- [Task brief]
Your task is to locate every line holding the string "more" and to copy each of them.

- [Supplied records]
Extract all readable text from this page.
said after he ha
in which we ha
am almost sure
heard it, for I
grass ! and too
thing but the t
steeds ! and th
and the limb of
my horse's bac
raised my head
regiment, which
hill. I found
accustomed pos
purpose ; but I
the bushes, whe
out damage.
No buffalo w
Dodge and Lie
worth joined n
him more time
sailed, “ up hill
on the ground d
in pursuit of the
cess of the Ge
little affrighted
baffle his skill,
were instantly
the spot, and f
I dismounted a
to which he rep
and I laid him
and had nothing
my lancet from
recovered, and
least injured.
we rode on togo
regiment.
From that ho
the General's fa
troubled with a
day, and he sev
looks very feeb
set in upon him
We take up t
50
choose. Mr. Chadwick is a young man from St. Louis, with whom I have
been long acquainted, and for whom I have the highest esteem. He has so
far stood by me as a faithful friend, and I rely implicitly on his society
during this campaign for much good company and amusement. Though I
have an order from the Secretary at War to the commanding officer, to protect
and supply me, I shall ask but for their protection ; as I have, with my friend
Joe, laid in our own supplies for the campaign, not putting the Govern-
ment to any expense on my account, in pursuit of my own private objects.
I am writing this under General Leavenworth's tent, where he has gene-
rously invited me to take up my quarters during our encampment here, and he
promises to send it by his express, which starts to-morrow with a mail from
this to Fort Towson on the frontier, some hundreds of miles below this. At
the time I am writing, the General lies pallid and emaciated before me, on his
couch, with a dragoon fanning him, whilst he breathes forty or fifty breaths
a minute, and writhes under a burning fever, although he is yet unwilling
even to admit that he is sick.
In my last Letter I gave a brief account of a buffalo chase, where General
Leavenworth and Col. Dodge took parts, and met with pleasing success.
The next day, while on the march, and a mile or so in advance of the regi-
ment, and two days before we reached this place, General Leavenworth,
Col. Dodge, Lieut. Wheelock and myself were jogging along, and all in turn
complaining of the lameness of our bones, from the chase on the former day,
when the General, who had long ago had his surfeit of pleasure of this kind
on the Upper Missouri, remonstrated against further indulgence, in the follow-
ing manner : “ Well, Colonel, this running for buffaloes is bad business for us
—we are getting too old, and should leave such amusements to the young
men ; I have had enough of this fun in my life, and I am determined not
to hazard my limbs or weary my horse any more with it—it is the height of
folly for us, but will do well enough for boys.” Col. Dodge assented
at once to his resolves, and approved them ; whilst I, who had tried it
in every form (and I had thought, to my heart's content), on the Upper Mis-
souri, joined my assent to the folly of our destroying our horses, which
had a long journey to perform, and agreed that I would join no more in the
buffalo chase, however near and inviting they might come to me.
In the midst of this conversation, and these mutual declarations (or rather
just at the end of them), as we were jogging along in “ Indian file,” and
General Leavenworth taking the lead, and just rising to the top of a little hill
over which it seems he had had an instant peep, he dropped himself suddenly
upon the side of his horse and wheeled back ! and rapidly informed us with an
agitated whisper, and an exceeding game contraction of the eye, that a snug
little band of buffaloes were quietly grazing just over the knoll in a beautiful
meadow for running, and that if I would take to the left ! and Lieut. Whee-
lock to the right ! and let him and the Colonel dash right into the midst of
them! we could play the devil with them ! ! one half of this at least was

- [Answer in full]
him more time
to hazard my limbs or weary my horse any more with it—it is the height of
had a long journey to perform, and agreed that I would join no more in the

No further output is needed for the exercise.